**The records**
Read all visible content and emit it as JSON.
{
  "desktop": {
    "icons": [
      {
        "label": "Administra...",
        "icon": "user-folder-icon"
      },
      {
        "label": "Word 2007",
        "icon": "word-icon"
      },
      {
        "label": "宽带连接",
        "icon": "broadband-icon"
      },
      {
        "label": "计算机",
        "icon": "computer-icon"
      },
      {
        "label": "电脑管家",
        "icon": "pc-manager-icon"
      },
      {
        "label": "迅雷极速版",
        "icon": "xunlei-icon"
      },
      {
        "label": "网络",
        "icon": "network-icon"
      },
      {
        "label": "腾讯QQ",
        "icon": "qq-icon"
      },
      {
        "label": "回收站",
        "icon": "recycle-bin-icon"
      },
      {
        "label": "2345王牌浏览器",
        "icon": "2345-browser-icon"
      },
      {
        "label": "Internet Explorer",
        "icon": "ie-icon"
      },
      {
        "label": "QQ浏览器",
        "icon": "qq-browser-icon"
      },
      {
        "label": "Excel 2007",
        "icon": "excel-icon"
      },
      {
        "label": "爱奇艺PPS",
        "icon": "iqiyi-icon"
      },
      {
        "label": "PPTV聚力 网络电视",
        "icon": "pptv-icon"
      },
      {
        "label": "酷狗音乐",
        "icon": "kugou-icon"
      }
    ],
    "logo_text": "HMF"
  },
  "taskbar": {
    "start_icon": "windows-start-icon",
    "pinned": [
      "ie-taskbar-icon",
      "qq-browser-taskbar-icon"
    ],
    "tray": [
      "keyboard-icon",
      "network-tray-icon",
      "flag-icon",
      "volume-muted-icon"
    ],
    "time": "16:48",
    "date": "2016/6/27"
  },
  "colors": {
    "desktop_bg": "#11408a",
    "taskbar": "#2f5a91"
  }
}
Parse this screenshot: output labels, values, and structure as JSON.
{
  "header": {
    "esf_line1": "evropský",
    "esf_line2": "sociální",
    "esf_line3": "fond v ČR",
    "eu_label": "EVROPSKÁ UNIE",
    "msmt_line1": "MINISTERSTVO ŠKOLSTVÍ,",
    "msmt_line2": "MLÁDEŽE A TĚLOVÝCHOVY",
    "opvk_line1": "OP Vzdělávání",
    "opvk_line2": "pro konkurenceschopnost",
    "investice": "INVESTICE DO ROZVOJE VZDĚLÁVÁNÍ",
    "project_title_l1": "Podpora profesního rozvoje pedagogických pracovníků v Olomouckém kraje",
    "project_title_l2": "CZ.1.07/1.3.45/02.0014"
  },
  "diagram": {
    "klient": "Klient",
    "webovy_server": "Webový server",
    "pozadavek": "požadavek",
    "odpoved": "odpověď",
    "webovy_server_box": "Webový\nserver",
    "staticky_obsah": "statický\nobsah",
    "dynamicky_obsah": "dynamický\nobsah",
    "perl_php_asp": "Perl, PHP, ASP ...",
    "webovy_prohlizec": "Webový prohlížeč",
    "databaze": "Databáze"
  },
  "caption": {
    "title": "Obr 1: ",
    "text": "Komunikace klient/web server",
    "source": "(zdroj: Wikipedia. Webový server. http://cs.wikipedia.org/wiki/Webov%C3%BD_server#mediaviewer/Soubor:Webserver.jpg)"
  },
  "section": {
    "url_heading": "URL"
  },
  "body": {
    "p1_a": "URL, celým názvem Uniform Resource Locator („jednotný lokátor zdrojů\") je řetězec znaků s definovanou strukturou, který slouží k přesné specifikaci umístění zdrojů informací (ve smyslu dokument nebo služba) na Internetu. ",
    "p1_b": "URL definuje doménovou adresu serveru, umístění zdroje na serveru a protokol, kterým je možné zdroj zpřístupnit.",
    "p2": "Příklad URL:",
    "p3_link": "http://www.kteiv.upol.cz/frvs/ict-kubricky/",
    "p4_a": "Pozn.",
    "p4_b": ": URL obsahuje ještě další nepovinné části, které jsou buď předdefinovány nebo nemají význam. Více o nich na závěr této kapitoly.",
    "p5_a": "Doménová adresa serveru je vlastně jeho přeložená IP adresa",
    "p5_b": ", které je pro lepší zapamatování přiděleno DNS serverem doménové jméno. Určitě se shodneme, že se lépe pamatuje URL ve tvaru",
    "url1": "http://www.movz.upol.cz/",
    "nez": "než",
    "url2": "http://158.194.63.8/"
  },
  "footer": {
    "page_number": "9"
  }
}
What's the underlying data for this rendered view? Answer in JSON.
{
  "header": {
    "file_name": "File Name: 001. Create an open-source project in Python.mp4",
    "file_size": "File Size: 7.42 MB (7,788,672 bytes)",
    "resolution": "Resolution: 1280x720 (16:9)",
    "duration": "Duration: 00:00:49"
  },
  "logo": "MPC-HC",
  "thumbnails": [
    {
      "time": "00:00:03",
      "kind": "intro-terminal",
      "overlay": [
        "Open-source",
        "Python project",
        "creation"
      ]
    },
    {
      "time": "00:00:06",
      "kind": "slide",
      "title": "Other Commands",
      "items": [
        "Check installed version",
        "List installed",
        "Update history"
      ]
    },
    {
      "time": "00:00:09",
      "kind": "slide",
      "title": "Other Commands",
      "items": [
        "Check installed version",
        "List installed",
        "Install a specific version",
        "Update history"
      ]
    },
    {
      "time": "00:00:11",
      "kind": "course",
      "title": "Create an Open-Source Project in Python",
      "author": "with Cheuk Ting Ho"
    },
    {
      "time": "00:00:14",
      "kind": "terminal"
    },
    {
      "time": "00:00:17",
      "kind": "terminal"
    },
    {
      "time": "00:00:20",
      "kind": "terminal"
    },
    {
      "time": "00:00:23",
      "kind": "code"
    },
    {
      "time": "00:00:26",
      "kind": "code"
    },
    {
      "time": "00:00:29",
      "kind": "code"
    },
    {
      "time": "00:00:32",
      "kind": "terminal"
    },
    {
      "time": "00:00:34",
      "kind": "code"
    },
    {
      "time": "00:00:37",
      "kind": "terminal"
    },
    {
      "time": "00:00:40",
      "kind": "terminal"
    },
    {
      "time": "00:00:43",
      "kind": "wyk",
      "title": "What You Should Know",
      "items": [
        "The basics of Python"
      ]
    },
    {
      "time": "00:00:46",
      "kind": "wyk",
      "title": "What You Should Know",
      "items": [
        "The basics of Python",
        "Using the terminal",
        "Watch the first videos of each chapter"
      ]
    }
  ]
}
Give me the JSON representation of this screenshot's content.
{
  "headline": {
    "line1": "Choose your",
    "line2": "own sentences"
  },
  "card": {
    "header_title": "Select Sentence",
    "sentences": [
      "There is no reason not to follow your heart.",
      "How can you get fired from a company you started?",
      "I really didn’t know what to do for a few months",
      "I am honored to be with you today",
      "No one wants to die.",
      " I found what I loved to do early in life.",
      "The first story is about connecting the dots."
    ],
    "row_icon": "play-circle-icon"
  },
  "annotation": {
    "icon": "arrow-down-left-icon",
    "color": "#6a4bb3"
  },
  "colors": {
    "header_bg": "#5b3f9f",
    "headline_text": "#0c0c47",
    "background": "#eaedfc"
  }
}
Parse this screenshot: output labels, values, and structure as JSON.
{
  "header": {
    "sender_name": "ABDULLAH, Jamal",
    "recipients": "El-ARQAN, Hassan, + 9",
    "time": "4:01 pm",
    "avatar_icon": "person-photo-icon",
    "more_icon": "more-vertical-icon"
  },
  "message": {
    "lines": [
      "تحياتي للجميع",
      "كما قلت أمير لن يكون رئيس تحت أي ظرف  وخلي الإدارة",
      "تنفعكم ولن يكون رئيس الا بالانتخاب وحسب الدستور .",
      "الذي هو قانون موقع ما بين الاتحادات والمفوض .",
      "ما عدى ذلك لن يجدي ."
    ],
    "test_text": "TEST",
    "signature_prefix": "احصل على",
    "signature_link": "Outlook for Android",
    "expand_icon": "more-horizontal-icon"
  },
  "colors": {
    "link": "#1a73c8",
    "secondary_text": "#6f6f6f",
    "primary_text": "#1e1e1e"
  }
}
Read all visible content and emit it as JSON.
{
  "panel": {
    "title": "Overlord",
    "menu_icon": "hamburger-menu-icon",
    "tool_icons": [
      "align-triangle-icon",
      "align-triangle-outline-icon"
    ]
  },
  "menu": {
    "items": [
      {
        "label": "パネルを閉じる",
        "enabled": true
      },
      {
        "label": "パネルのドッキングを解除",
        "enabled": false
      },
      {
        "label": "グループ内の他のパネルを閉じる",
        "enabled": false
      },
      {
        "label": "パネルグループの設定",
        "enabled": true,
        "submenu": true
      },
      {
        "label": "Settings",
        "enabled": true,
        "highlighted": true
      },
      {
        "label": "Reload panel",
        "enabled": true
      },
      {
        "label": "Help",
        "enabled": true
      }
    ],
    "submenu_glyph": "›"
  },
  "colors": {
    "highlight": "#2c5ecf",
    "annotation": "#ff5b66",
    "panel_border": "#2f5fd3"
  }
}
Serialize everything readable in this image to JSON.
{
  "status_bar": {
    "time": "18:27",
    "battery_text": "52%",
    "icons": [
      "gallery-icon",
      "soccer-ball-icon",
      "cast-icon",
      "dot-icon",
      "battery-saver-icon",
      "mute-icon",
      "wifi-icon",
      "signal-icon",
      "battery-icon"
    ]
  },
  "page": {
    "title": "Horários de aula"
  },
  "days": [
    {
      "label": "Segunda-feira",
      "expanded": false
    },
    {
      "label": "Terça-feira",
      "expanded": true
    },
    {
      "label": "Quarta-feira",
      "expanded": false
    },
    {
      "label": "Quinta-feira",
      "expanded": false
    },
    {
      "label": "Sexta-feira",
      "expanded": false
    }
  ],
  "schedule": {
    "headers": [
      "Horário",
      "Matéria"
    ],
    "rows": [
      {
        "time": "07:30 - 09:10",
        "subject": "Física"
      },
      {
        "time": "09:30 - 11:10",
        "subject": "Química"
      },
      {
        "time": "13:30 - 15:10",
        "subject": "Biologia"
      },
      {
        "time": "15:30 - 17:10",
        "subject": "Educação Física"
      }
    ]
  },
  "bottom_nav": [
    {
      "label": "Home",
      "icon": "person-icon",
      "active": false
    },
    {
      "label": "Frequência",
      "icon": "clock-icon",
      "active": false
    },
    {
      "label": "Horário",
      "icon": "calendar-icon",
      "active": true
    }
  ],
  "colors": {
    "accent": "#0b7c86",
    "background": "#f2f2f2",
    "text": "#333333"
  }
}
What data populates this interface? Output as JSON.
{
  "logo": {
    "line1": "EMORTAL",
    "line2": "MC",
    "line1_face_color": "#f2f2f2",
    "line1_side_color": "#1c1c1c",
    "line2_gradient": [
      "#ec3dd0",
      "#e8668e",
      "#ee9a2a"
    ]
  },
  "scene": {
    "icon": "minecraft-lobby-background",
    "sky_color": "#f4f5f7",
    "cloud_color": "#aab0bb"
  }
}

**Task prompt**
Copy exactly the lines from the one containing "Serialize everything readable" through the last line of the records, both included, and nothing else.

**Written answer**
Serialize everything readable in this image to JSON.
{
  "status_bar": {
    "time": "18:27",
    "battery_text": "52%",
    "icons": [
      "gallery-icon",
      "soccer-ball-icon",
      "cast-icon",
      "dot-icon",
      "battery-saver-icon",
      "mute-icon",
      "wifi-icon",
      "signal-icon",
      "battery-icon"
    ]
  },
  "page": {
    "title": "Horários de aula"
  },
  "days": [
    {
      "label": "Segunda-feira",
      "expanded": false
    },
    {
      "label": "Terça-feira",
      "expanded": true
    },
    {
      "label": "Quarta-feira",
      "expanded": false
    },
    {
      "label": "Quinta-feira",
      "expanded": false
    },
    {
      "label": "Sexta-feira",
      "expanded": false
    }
  ],
  "schedule": {
    "headers": [
      "Horário",
      "Matéria"
    ],
    "rows": [
      {
        "time": "07:30 - 09:10",
        "subject": "Física"
      },
      {
        "time": "09:30 - 11:10",
        "subject": "Química"
      },
      {
        "time": "13:30 - 15:10",
        "subject": "Biologia"
      },
      {
        "time": "15:30 - 17:10",
        "subject": "Educação Física"
      }
    ]
  },
  "bottom_nav": [
    {
      "label": "Home",
      "icon": "person-icon",
      "active": false
    },
    {
      "label": "Frequência",
      "icon": "clock-icon",
      "active": false
    },
    {
      "label": "Horário",
      "icon": "calendar-icon",
      "active": true
    }
  ],
  "colors": {
    "accent": "#0b7c86",
    "background": "#f2f2f2",
    "text": "#333333"
  }
}
What data populates this interface? Output as JSON.
{
  "logo": {
    "line1": "EMORTAL",
    "line2": "MC",
    "line1_face_color": "#f2f2f2",
    "line1_side_color": "#1c1c1c",
    "line2_gradient": [
      "#ec3dd0",
      "#e8668e",
      "#ee9a2a"
    ]
  },
  "scene": {
    "icon": "minecraft-lobby-background",
    "sky_color": "#f4f5f7",
    "cloud_color": "#aab0bb"
  }
}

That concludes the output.